— Data entries —

* * * *

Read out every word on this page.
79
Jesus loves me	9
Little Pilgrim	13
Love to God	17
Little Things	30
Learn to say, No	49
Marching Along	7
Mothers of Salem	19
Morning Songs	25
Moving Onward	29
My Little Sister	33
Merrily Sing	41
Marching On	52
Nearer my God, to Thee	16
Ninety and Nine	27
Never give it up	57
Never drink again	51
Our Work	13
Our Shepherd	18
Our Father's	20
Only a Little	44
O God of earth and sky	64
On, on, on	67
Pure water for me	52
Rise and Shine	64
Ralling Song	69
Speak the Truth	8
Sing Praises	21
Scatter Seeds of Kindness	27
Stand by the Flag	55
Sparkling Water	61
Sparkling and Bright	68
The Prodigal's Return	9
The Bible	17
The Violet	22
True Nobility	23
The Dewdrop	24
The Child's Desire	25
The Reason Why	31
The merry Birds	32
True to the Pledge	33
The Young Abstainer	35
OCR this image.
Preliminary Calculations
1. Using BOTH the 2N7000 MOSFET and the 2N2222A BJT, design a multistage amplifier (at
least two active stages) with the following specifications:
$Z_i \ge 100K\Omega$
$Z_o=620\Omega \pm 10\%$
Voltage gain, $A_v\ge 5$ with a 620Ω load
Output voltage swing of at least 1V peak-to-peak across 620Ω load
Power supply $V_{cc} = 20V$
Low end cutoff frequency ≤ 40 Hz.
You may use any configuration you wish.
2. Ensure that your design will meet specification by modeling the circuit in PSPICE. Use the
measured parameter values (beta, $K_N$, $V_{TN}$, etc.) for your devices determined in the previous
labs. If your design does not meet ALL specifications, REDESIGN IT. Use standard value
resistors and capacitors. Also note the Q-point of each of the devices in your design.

* * * *

— REQUEST —
Extract all of the material exactly as it is written.

— RESULT —
Read out every word on this page.
79
Jesus loves me	9
Little Pilgrim	13
Love to God	17
Little Things	30
Learn to say, No	49
Marching Along	7
Mothers of Salem	19
Morning Songs	25
Moving Onward	29
My Little Sister	33
Merrily Sing	41
Marching On	52
Nearer my God, to Thee	16
Ninety and Nine	27
Never give it up	57
Never drink again	51
Our Work	13
Our Shepherd	18
Our Father's	20
Only a Little	44
O God of earth and sky	64
On, on, on	67
Pure water for me	52
Rise and Shine	64
Ralling Song	69
Speak the Truth	8
Sing Praises	21
Scatter Seeds of Kindness	27
Stand by the Flag	55
Sparkling Water	61
Sparkling and Bright	68
The Prodigal's Return	9
The Bible	17
The Violet	22
True Nobility	23
The Dewdrop	24
The Child's Desire	25
The Reason Why	31
The merry Birds	32
True to the Pledge	33
The Young Abstainer	35
OCR this image.
Preliminary Calculations
1. Using BOTH the 2N7000 MOSFET and the 2N2222A BJT, design a multistage amplifier (at
least two active stages) with the following specifications:
$Z_i \ge 100K\Omega$
$Z_o=620\Omega \pm 10\%$
Voltage gain, $A_v\ge 5$ with a 620Ω load
Output voltage swing of at least 1V peak-to-peak across 620Ω load
Power supply $V_{cc} = 20V$
Low end cutoff frequency ≤ 40 Hz.
You may use any configuration you wish.
2. Ensure that your design will meet specification by modeling the circuit in PSPICE. Use the
measured parameter values (beta, $K_N$, $V_{TN}$, etc.) for your devices determined in the previous
labs. If your design does not meet ALL specifications, REDESIGN IT. Use standard value
resistors and capacitors. Also note the Q-point of each of the devices in your design.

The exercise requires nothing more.